O índice de preços ao consumidor dos Estados Unidos, conhecido como CPI, recuou 0,4% em junho, informou o Departamento do Trabalho norte-americano nesta terça-feira (14).
O resultado representa a maior queda mensal do indicador desde abril de 2020. Em maio, o CPI havia registrado avanço de 0,5%.
O dado também ficou abaixo da mediana das projeções, que indicava uma redução de 0,1% no mês.
CPI dos EUA acumula alta de 3,5% em 12 meses
No acumulado dos últimos 12 meses, a inflação norte-americana ficou em 3,5%, abaixo da previsão mediana de 3,8%. Em maio, o CPI acumulava alta anual de 4,2%. Apesar da desaceleração, a inflação permanece acima da meta de 2% perseguida pelo Federal Reserve.
A queda mensal do índice foi influenciada principalmente pelos preços de energia, que recuaram 5,7% em junho. Esse foi o maior recuo entre os grupos que compõem o indicador.
Em maio, os preços de energia haviam subido 3,8%. O índice também avançou 3,8% em abril e 10,9% em março.
Núcleo da inflação avança 0,2%
O núcleo do CPI, que exclui os preços de alimentos e energia por apresentarem maior volatilidade, avançou 0,2% em junho.
Em 12 meses, o núcleo acumulou alta de 2,6%, ante avanço anual de 2,9% registrado anteriormente.

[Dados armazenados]
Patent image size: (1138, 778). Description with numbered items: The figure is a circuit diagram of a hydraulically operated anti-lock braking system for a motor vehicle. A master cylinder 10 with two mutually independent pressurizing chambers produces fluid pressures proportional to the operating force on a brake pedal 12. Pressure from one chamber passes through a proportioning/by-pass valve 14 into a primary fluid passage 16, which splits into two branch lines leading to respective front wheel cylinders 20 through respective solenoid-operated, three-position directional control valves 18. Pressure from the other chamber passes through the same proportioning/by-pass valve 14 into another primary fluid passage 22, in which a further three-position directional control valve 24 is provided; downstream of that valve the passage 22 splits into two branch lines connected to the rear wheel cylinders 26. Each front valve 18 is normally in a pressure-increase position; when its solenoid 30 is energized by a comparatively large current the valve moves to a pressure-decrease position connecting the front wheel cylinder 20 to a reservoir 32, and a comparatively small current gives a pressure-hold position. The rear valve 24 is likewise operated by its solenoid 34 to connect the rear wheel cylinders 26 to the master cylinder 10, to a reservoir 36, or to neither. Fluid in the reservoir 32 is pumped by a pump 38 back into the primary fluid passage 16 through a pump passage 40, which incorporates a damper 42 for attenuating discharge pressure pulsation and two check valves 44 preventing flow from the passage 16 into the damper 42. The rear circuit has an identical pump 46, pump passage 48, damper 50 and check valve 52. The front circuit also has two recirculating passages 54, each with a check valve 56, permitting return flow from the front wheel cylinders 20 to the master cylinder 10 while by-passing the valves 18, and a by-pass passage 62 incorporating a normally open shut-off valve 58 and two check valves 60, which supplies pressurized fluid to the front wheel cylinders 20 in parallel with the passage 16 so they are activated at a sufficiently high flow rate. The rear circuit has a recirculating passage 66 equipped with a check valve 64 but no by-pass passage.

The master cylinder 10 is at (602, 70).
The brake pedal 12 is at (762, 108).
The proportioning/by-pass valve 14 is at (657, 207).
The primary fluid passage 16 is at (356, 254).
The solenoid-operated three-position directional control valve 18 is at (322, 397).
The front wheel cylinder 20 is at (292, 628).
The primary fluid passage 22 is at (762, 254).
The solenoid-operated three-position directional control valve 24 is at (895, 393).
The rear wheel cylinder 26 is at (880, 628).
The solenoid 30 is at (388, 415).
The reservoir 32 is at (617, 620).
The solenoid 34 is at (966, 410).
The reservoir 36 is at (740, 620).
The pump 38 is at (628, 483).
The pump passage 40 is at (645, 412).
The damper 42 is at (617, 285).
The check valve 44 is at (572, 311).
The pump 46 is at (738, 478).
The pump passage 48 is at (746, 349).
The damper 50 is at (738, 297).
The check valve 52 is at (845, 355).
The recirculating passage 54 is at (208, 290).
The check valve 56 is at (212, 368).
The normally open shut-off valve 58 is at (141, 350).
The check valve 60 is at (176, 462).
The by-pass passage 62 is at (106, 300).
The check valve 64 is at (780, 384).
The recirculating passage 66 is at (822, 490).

**O que fazer**
Resuma, por favor, o texto sobre a inflação nos EUA em duas frases.

**Resposta do exercício**
O CPI dos Estados Unidos recuou 0,4% em junho, a maior queda mensal desde abril de 2020, influenciado principalmente pelo recuo de 5,7% nos preços de energia. Em 12 meses, a inflação ficou em 3,5%, ainda acima da meta de 2% do Federal Reserve, enquanto o núcleo do índice avançou 0,2% no mês e acumulou alta de 2,6% no período.